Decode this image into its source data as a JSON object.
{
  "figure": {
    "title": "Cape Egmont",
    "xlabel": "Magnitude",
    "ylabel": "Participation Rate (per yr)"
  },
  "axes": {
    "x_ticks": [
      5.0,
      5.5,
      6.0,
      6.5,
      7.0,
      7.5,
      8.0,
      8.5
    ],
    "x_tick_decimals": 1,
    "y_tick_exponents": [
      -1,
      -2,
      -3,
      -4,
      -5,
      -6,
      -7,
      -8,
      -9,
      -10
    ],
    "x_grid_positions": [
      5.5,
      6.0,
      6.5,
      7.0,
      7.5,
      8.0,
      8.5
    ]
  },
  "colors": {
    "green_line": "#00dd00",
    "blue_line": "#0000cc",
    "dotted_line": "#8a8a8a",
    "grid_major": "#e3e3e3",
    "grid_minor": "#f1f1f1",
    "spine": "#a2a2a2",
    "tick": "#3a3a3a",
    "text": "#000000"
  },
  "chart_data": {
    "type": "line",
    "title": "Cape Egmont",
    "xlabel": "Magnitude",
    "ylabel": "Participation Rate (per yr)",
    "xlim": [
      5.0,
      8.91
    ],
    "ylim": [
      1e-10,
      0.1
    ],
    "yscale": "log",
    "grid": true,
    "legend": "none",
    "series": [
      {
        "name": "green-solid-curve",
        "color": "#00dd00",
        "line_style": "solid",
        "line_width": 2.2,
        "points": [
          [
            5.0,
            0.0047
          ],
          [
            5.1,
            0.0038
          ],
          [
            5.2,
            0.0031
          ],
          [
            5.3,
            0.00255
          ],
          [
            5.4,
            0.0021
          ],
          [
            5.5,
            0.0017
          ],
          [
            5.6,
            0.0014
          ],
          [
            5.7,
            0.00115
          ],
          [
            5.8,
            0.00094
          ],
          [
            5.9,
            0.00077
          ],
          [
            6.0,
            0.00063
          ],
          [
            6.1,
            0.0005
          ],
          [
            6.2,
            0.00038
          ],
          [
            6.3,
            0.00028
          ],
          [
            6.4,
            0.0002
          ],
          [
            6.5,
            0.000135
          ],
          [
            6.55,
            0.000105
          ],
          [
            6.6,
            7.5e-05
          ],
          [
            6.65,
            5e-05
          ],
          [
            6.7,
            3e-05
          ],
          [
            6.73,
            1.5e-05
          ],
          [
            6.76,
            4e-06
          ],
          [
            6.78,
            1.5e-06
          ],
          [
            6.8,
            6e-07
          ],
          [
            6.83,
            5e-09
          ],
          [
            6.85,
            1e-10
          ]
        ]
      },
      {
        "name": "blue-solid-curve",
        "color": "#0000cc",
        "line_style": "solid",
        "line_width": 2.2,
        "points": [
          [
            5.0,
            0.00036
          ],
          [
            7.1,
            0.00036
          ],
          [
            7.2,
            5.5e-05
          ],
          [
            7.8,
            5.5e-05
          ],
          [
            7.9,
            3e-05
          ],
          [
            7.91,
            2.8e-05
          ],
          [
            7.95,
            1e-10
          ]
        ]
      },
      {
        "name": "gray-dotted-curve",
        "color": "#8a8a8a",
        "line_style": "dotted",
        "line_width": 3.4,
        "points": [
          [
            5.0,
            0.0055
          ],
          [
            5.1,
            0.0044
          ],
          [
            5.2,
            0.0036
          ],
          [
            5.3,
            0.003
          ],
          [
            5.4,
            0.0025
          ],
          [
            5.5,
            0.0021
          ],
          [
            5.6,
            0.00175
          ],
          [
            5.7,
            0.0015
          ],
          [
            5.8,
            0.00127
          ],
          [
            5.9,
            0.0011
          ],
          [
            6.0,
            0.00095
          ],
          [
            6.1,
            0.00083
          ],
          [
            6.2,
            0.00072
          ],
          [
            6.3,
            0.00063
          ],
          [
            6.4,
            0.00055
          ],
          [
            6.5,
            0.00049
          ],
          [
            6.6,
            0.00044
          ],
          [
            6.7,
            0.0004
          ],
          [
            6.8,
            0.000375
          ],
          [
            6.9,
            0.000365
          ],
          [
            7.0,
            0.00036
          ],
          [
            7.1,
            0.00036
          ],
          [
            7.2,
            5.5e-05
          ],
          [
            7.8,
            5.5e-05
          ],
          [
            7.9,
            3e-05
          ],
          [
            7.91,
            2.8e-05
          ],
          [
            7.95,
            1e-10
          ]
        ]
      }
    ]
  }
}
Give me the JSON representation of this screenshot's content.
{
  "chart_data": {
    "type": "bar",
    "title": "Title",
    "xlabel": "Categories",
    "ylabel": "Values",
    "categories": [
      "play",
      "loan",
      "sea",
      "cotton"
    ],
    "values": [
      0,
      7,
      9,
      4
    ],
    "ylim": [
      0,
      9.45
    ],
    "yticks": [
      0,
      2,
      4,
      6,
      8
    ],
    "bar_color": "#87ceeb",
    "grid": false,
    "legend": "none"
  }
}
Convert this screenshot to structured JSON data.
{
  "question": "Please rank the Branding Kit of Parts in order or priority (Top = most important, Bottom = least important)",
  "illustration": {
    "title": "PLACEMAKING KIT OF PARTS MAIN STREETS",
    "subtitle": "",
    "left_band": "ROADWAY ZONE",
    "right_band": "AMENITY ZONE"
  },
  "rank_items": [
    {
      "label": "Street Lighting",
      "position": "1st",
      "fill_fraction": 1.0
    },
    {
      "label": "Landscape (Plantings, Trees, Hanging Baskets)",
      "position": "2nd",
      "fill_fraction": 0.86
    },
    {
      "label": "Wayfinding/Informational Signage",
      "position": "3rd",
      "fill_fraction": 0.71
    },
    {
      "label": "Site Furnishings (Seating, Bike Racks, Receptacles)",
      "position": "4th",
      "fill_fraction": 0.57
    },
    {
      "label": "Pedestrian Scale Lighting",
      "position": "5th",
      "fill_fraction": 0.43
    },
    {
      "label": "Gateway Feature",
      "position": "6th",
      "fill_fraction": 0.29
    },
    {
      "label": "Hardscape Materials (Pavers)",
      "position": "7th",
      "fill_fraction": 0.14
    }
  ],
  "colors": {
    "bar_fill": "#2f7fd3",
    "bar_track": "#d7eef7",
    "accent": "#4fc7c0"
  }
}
━━━━━━
Required task:
Extract all lines as given.

The output:
Decode this image into its source data as a JSON object.
{
  "figure": {
    "title": "Cape Egmont",
    "xlabel": "Magnitude",
    "ylabel": "Participation Rate (per yr)"
  },
  "axes": {
    "x_ticks": [
      5.0,
      5.5,
      6.0,
      6.5,
      7.0,
      7.5,
      8.0,
      8.5
    ],
    "x_tick_decimals": 1,
    "y_tick_exponents": [
      -1,
      -2,
      -3,
      -4,
      -5,
      -6,
      -7,
      -8,
      -9,
      -10
    ],
    "x_grid_positions": [
      5.5,
      6.0,
      6.5,
      7.0,
      7.5,
      8.0,
      8.5
    ]
  },
  "colors": {
    "green_line": "#00dd00",
    "blue_line": "#0000cc",
    "dotted_line": "#8a8a8a",
    "grid_major": "#e3e3e3",
    "grid_minor": "#f1f1f1",
    "spine": "#a2a2a2",
    "tick": "#3a3a3a",
    "text": "#000000"
  },
  "chart_data": {
    "type": "line",
    "title": "Cape Egmont",
    "xlabel": "Magnitude",
    "ylabel": "Participation Rate (per yr)",
    "xlim": [
      5.0,
      8.91
    ],
    "ylim": [
      1e-10,
      0.1
    ],
    "yscale": "log",
    "grid": true,
    "legend": "none",
    "series": [
      {
        "name": "green-solid-curve",
        "color": "#00dd00",
        "line_style": "solid",
        "line_width": 2.2,
        "points": [
          [
            5.0,
            0.0047
          ],
          [
            5.1,
            0.0038
          ],
          [
            5.2,
            0.0031
          ],
          [
            5.3,
            0.00255
          ],
          [
            5.4,
            0.0021
          ],
          [
            5.5,
            0.0017
          ],
          [
            5.6,
            0.0014
          ],
          [
            5.7,
            0.00115
          ],
          [
            5.8,
            0.00094
          ],
          [
            5.9,
            0.00077
          ],
          [
            6.0,
            0.00063
          ],
          [
            6.1,
            0.0005
          ],
          [
            6.2,
            0.00038
          ],
          [
            6.3,
            0.00028
          ],
          [
            6.4,
            0.0002
          ],
          [
            6.5,
            0.000135
          ],
          [
            6.55,
            0.000105
          ],
          [
            6.6,
            7.5e-05
          ],
          [
            6.65,
            5e-05
          ],
          [
            6.7,
            3e-05
          ],
          [
            6.73,
            1.5e-05
          ],
          [
            6.76,
            4e-06
          ],
          [
            6.78,
            1.5e-06
          ],
          [
            6.8,
            6e-07
          ],
          [
            6.83,
            5e-09
          ],
          [
            6.85,
            1e-10
          ]
        ]
      },
      {
        "name": "blue-solid-curve",
        "color": "#0000cc",
        "line_style": "solid",
        "line_width": 2.2,
        "points": [
          [
            5.0,
            0.00036
          ],
          [
            7.1,
            0.00036
          ],
          [
            7.2,
            5.5e-05
          ],
          [
            7.8,
            5.5e-05
          ],
          [
            7.9,
            3e-05
          ],
          [
            7.91,
            2.8e-05
          ],
          [
            7.95,
            1e-10
          ]
        ]
      },
      {
        "name": "gray-dotted-curve",
        "color": "#8a8a8a",
        "line_style": "dotted",
        "line_width": 3.4,
        "points": [
          [
            5.0,
            0.0055
          ],
          [
            5.1,
            0.0044
          ],
          [
            5.2,
            0.0036
          ],
          [
            5.3,
            0.003
          ],
          [
            5.4,
            0.0025
          ],
          [
            5.5,
            0.0021
          ],
          [
            5.6,
            0.00175
          ],
          [
            5.7,
            0.0015
          ],
          [
            5.8,
            0.00127
          ],
          [
            5.9,
            0.0011
          ],
          [
            6.0,
            0.00095
          ],
          [
            6.1,
            0.00083
          ],
          [
            6.2,
            0.00072
          ],
          [
            6.3,
            0.00063
          ],
          [
            6.4,
            0.00055
          ],
          [
            6.5,
            0.00049
          ],
          [
            6.6,
            0.00044
          ],
          [
            6.7,
            0.0004
          ],
          [
            6.8,
            0.000375
          ],
          [
            6.9,
            0.000365
          ],
          [
            7.0,
            0.00036
          ],
          [
            7.1,
            0.00036
          ],
          [
            7.2,
            5.5e-05
          ],
          [
            7.8,
            5.5e-05
          ],
          [
            7.9,
            3e-05
          ],
          [
            7.91,
            2.8e-05
          ],
          [
            7.95,
            1e-10
          ]
        ]
      }
    ]
  }
}
Give me the JSON representation of this screenshot's content.
{
  "chart_data": {
    "type": "bar",
    "title": "Title",
    "xlabel": "Categories",
    "ylabel": "Values",
    "categories": [
      "play",
      "loan",
      "sea",
      "cotton"
    ],
    "values": [
      0,
      7,
      9,
      4
    ],
    "ylim": [
      0,
      9.45
    ],
    "yticks": [
      0,
      2,
      4,
      6,
      8
    ],
    "bar_color": "#87ceeb",
    "grid": false,
    "legend": "none"
  }
}
Convert this screenshot to structured JSON data.
{
  "question": "Please rank the Branding Kit of Parts in order or priority (Top = most important, Bottom = least important)",
  "illustration": {
    "title": "PLACEMAKING KIT OF PARTS MAIN STREETS",
    "subtitle": "",
    "left_band": "ROADWAY ZONE",
    "right_band": "AMENITY ZONE"
  },
  "rank_items": [
    {
      "label": "Street Lighting",
      "position": "1st",
      "fill_fraction": 1.0
    },
    {
      "label": "Landscape (Plantings, Trees, Hanging Baskets)",
      "position": "2nd",
      "fill_fraction": 0.86
    },
    {
      "label": "Wayfinding/Informational Signage",
      "position": "3rd",
      "fill_fraction": 0.71
    },
    {
      "label": "Site Furnishings (Seating, Bike Racks, Receptacles)",
      "position": "4th",
      "fill_fraction": 0.57
    },
    {
      "label": "Pedestrian Scale Lighting",
      "position": "5th",
      "fill_fraction": 0.43
    },
    {
      "label": "Gateway Feature",
      "position": "6th",
      "fill_fraction": 0.29
    },
    {
      "label": "Hardscape Materials (Pavers)",
      "position": "7th",
      "fill_fraction": 0.14
    }
  ],
  "colors": {
    "bar_fill": "#2f7fd3",
    "bar_track": "#d7eef7",
    "accent": "#4fc7c0"
  }
}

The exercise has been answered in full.